- DATA KERJA -
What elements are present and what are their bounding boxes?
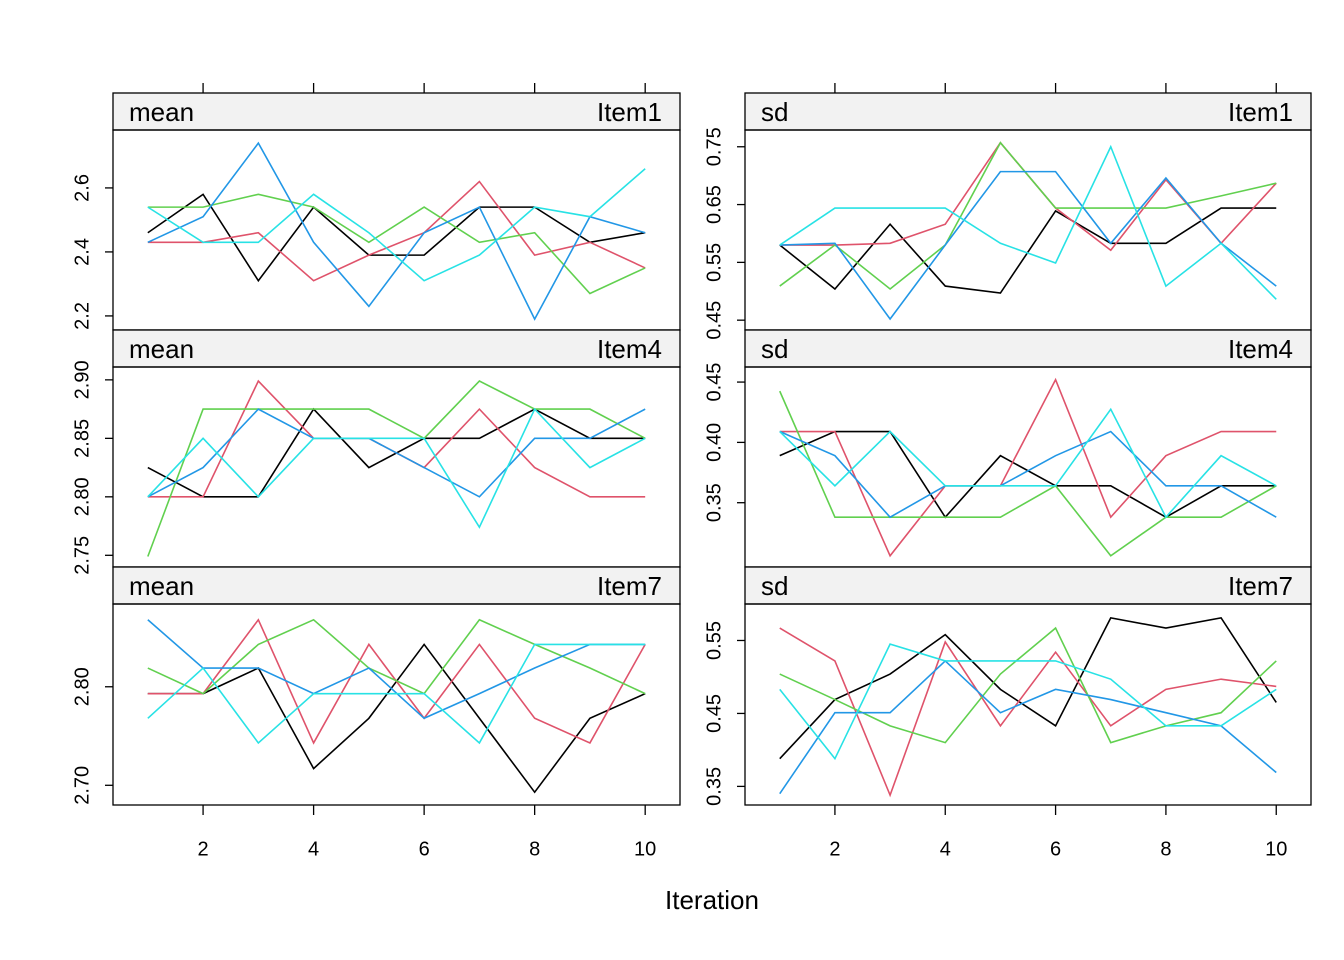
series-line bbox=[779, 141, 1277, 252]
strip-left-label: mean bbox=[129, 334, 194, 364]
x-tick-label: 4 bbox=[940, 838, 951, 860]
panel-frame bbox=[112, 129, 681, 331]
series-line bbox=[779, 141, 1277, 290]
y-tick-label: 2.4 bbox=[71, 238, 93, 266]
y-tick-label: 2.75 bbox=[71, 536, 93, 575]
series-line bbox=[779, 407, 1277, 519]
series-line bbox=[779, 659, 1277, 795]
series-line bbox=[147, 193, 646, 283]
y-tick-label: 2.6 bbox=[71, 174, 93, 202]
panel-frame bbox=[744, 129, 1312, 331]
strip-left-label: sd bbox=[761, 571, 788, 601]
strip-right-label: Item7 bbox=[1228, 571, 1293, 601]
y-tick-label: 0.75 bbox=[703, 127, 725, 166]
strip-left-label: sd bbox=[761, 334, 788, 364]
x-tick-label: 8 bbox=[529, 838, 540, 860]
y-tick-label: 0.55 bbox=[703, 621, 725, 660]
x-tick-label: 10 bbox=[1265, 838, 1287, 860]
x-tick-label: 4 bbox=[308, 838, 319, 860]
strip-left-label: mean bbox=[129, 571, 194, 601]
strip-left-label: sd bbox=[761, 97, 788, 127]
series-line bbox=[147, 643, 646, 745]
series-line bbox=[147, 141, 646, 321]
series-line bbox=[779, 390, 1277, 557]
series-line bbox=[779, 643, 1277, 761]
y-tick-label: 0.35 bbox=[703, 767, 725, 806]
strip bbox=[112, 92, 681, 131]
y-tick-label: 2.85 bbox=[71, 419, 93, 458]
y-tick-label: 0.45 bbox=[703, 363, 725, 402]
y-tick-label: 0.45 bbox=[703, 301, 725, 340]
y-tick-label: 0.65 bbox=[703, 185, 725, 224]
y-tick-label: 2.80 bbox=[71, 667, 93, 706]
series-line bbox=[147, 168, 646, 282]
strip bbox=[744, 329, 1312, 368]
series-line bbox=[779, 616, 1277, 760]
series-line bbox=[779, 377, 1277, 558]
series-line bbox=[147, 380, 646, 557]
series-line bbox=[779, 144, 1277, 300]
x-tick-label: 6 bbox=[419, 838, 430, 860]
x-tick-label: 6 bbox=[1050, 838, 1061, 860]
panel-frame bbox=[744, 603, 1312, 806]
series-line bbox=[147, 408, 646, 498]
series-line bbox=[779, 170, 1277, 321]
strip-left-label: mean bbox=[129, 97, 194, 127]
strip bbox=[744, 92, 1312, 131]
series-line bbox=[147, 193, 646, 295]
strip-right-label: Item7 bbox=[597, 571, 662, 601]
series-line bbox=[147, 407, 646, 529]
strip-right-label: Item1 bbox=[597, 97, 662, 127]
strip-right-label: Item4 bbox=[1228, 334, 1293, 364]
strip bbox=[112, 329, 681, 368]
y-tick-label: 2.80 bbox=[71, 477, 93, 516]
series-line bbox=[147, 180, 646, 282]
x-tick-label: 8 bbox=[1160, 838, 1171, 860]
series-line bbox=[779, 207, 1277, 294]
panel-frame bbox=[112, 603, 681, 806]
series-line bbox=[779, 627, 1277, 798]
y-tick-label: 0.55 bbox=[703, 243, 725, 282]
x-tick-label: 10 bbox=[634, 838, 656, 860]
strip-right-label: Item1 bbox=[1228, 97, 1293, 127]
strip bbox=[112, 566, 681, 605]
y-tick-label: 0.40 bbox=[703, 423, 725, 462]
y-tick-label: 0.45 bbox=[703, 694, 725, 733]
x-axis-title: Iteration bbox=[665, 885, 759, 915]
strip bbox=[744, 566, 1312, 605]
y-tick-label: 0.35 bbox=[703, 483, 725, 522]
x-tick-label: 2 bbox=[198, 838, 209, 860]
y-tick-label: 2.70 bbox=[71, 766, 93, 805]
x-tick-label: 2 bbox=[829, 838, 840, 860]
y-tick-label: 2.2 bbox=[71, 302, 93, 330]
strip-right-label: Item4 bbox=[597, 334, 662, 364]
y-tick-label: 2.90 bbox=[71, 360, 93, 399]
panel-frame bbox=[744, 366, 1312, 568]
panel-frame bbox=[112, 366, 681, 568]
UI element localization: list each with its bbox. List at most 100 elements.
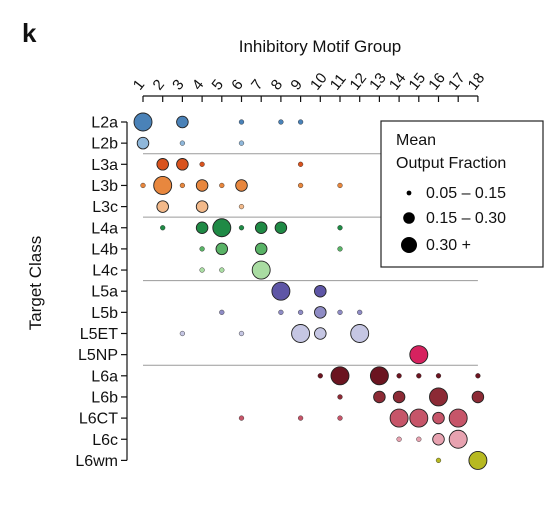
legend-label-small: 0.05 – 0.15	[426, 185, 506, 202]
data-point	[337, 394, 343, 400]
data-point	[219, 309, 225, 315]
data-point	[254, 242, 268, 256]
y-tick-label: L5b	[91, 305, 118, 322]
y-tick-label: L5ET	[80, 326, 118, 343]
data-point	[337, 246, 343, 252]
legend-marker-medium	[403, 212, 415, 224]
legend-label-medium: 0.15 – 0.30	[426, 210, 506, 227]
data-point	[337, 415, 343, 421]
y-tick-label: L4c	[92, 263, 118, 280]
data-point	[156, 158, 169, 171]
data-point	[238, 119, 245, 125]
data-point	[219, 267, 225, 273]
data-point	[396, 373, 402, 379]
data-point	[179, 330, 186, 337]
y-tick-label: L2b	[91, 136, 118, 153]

- KETENTUAN TUGAS -
Kutip ulang semua baris dari seluruh entri di atas tanpa mengubah satu karakter pun. Gambarnya jangan disertakan dalam jawaban.

- PENYELESAIAN BERIKUT -
What elements are present and what are their bounding boxes?
series-line bbox=[779, 141, 1277, 252]
strip-left-label: mean bbox=[129, 334, 194, 364]
x-tick-label: 4 bbox=[940, 838, 951, 860]
panel-frame bbox=[112, 129, 681, 331]
series-line bbox=[779, 141, 1277, 290]
y-tick-label: 2.4 bbox=[71, 238, 93, 266]
y-tick-label: 2.75 bbox=[71, 536, 93, 575]
series-line bbox=[779, 407, 1277, 519]
series-line bbox=[779, 659, 1277, 795]
series-line bbox=[147, 193, 646, 283]
y-tick-label: 2.6 bbox=[71, 174, 93, 202]
panel-frame bbox=[744, 129, 1312, 331]
strip-left-label: sd bbox=[761, 571, 788, 601]
strip-right-label: Item7 bbox=[1228, 571, 1293, 601]
y-tick-label: 0.75 bbox=[703, 127, 725, 166]
strip-left-label: sd bbox=[761, 334, 788, 364]
x-tick-label: 8 bbox=[529, 838, 540, 860]
y-tick-label: 0.55 bbox=[703, 621, 725, 660]
x-tick-label: 10 bbox=[1265, 838, 1287, 860]
x-tick-label: 4 bbox=[308, 838, 319, 860]
strip-left-label: mean bbox=[129, 571, 194, 601]
strip-left-label: sd bbox=[761, 97, 788, 127]
series-line bbox=[147, 643, 646, 745]
series-line bbox=[147, 141, 646, 321]
series-line bbox=[779, 390, 1277, 557]
series-line bbox=[779, 643, 1277, 761]
y-tick-label: 0.35 bbox=[703, 767, 725, 806]
strip bbox=[112, 92, 681, 131]
y-tick-label: 2.85 bbox=[71, 419, 93, 458]
y-tick-label: 0.45 bbox=[703, 363, 725, 402]
y-tick-label: 0.45 bbox=[703, 301, 725, 340]
y-tick-label: 0.65 bbox=[703, 185, 725, 224]
y-tick-label: 2.80 bbox=[71, 667, 93, 706]
series-line bbox=[147, 168, 646, 282]
strip bbox=[744, 329, 1312, 368]
series-line bbox=[779, 616, 1277, 760]
series-line bbox=[779, 377, 1277, 558]
series-line bbox=[147, 380, 646, 557]
series-line bbox=[779, 144, 1277, 300]
x-tick-label: 6 bbox=[419, 838, 430, 860]
x-tick-label: 6 bbox=[1050, 838, 1061, 860]
panel-frame bbox=[744, 603, 1312, 806]
series-line bbox=[147, 408, 646, 498]
series-line bbox=[779, 170, 1277, 321]
strip-left-label: mean bbox=[129, 97, 194, 127]
strip bbox=[744, 92, 1312, 131]
series-line bbox=[147, 193, 646, 295]
strip-right-label: Item7 bbox=[597, 571, 662, 601]
series-line bbox=[147, 407, 646, 529]
strip-right-label: Item1 bbox=[597, 97, 662, 127]
strip-right-label: Item4 bbox=[1228, 334, 1293, 364]
strip bbox=[112, 329, 681, 368]
y-tick-label: 2.80 bbox=[71, 477, 93, 516]
series-line bbox=[147, 180, 646, 282]
x-tick-label: 8 bbox=[1160, 838, 1171, 860]
series-line bbox=[779, 207, 1277, 294]
panel-frame bbox=[112, 603, 681, 806]
series-line bbox=[779, 627, 1277, 798]
y-tick-label: 0.55 bbox=[703, 243, 725, 282]
x-tick-label: 10 bbox=[634, 838, 656, 860]
strip-right-label: Item1 bbox=[1228, 97, 1293, 127]
strip bbox=[112, 566, 681, 605]
y-tick-label: 0.40 bbox=[703, 423, 725, 462]
y-tick-label: 0.45 bbox=[703, 694, 725, 733]
x-axis-title: Iteration bbox=[665, 885, 759, 915]
strip bbox=[744, 566, 1312, 605]
y-tick-label: 0.35 bbox=[703, 483, 725, 522]
x-tick-label: 2 bbox=[198, 838, 209, 860]
y-tick-label: 2.70 bbox=[71, 766, 93, 805]
x-tick-label: 2 bbox=[829, 838, 840, 860]
y-tick-label: 2.2 bbox=[71, 302, 93, 330]
strip-right-label: Item4 bbox=[597, 334, 662, 364]
y-tick-label: 2.90 bbox=[71, 360, 93, 399]
panel-frame bbox=[744, 366, 1312, 568]
panel-frame bbox=[112, 366, 681, 568]
UI element localization: list each with its bbox. List at most 100 elements.
legend-label-small: 0.05 – 0.15	[426, 185, 506, 202]
data-point	[337, 394, 343, 400]
data-point	[219, 309, 225, 315]
data-point	[254, 242, 268, 256]
y-tick-label: L5b	[91, 305, 118, 322]
y-tick-label: L5ET	[80, 326, 118, 343]
data-point	[337, 246, 343, 252]
legend-marker-medium	[403, 212, 415, 224]
legend-label-medium: 0.15 – 0.30	[426, 210, 506, 227]
data-point	[337, 415, 343, 421]
y-tick-label: L4c	[92, 263, 118, 280]
data-point	[156, 158, 169, 171]
data-point	[238, 119, 245, 125]
data-point	[219, 267, 225, 273]
data-point	[396, 373, 402, 379]
data-point	[179, 330, 186, 337]
y-tick-label: L2b	[91, 136, 118, 153]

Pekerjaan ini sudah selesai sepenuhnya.